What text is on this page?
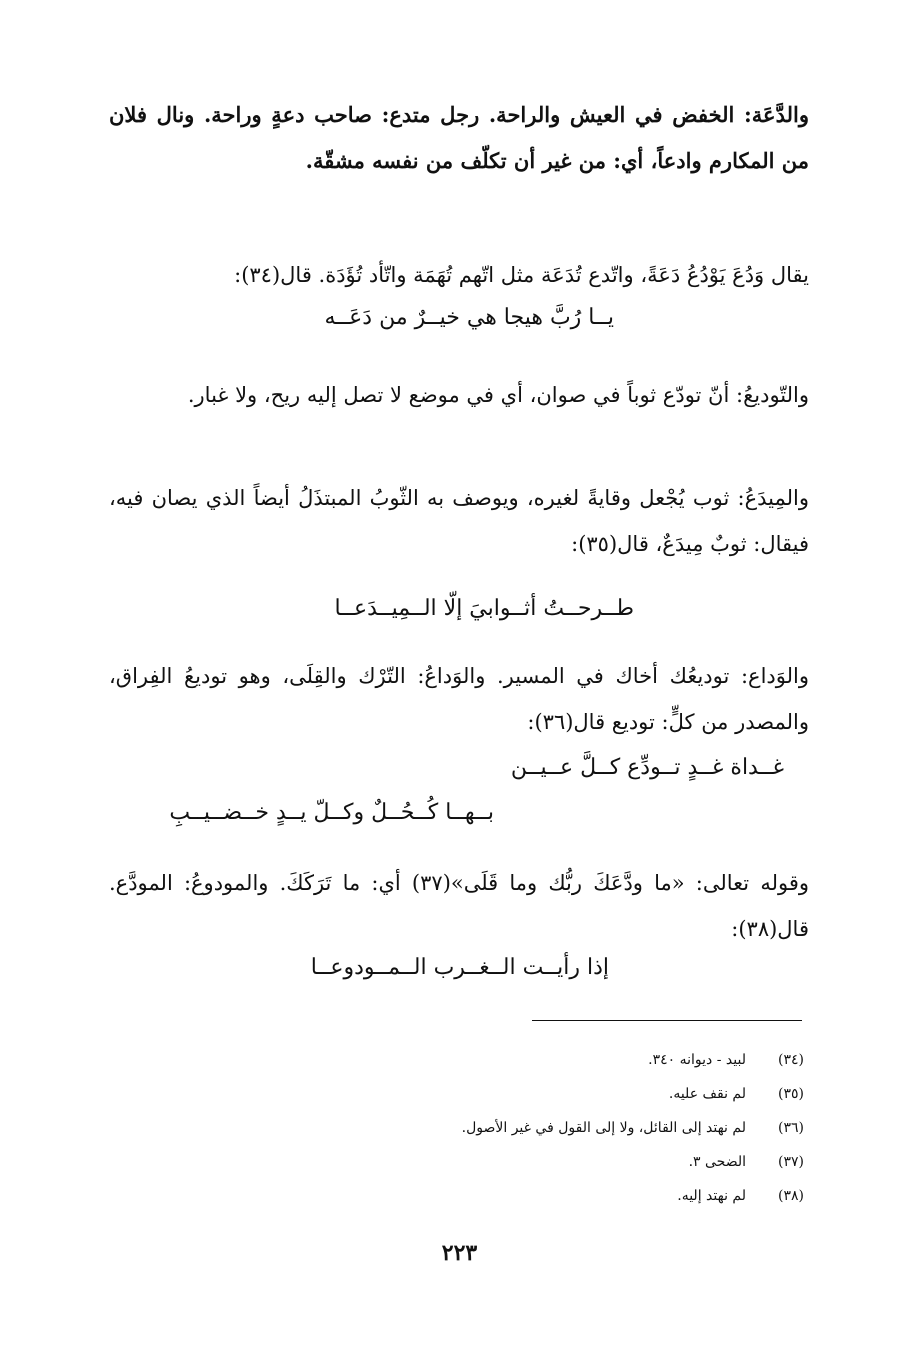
والدَّعَة: الخفض في العيش والراحة. رجل متدع: صاحب دعةٍ وراحة. ونال فلان من المكارم وادعاً، أي: من غير أن تكلّف من نفسه مشقّة.
يقال وَدُعَ يَوْدُعُ دَعَةً، واتّدع تُدَعَة مثل اتّهم تُهَمَة واتّأد تُؤَدَة. قال(٣٤):
يــا رُبَّ هيجا هي خيــرٌ من دَعَــه
والتّوديعُ: أنّ تودّع ثوباً في صوان، أي في موضع لا تصل إليه ريح، ولا غبار.
والمِيدَعُ: ثوب يُجْعل وقايةً لغيره، ويوصف به الثّوبُ المبتذَلُ أيضاً الذي يصان فيه، فيقال: ثوبٌ مِيدَعٌ، قال(٣٥):
طــرحــتُ أثــوابيَ إلّا الــمِيــدَعــا
والوَداع: توديعُك أخاك في المسير. والوَداعُ: التّرْك والقِلَى، وهو توديعُ الفِراق، والمصدر من كلٍّ: توديع قال(٣٦):
غــداة غــدٍ تــودِّع كــلَّ عــيــن
بــهــا كُــحُــلٌ وكــلّ يــدٍ خــضــيــبِ
وقوله تعالى: «ما ودَّعَكَ ربُّك وما قَلَى»(٣٧) أي: ما تَرَكَكَ. والمودوعُ: المودَّع. قال(٣٨):
إذا رأيــت الــغــرب الــمــودوعــا
(٣٤)
لبيد - ديوانه ٣٤٠.
(٣٥)
لم نقف عليه.
(٣٦)
لم نهتد إلى القائل، ولا إلى القول في غير الأصول.
(٣٧)
الضحى ٣.
(٣٨)
لم نهتد إليه.
٢٢٣
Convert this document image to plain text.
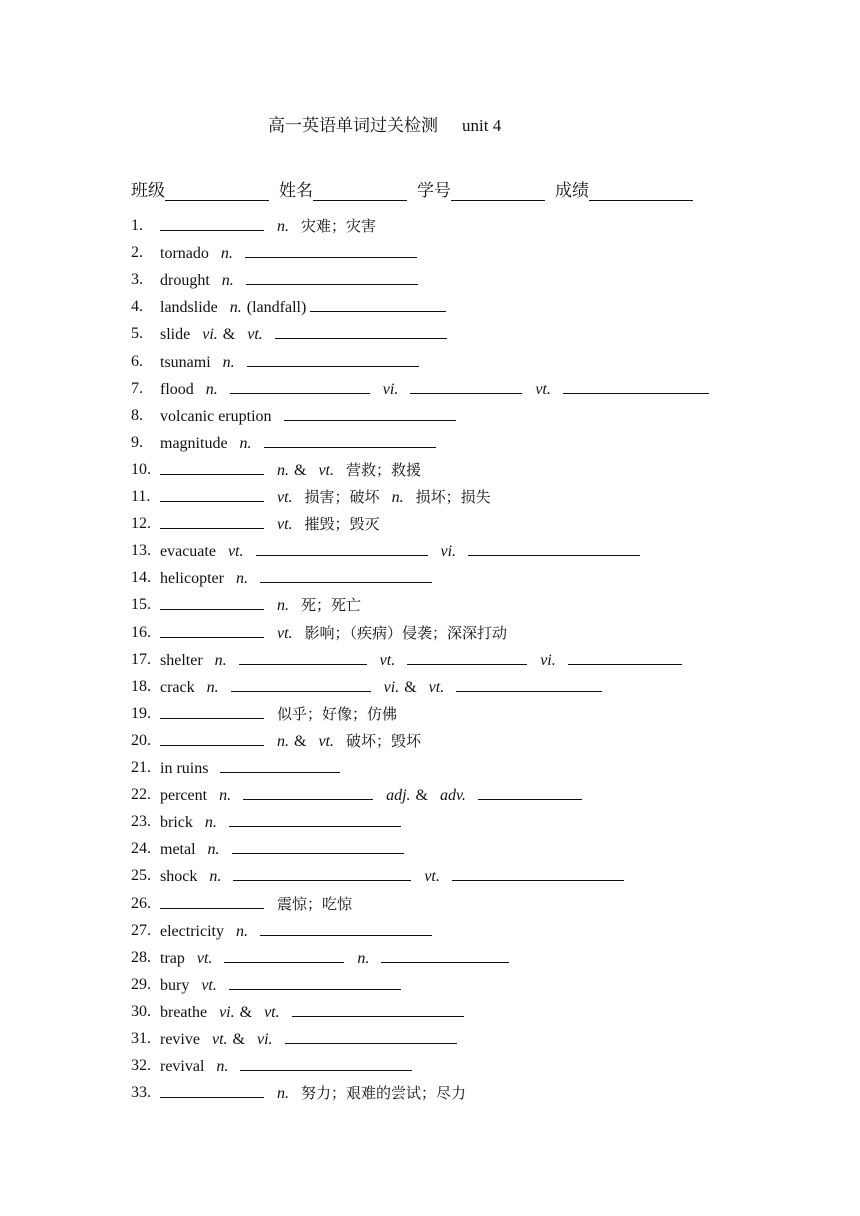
高一英语单词过关检测 unit 4
班级	姓名	学号	成绩
1.	n. 灾难；灾害
2. tornado n.
3. drought n.
4. landslide n. (landfall)
5. slide vi. & vt.
6. tsunami n.
7. flood n.	vi.	vt.
8. volcanic eruption
9. magnitude n.
10.	n. & vt. 营救；救援
11.	vt. 损害；破坏 n. 损坏；损失
12.	vt. 摧毁；毁灭
13. evacuate vt.	vi.
14. helicopter n.
15.	n. 死；死亡
16.	vt. 影响；（疾病）侵袭；深深打动
17. shelter n.	vt.	vi.
18. crack n.	vi. & vt.
19.	似乎；好像；仿佛
20.	n. & vt. 破坏；毁坏
21. in ruins
22. percent n.	adj. & adv.
23. brick n.
24. metal n.
25. shock n.	vt.
26.	震惊；吃惊
27. electricity n.
28. trap vt.	n.
29. bury vt.
30. breathe vi. & vt.
31. revive vt. & vi.
32. revival n.
33.	n. 努力；艰难的尝试；尽力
********
Problem details: Return solely the number of lines in the data that include the word "يــد".

Expected answer: 2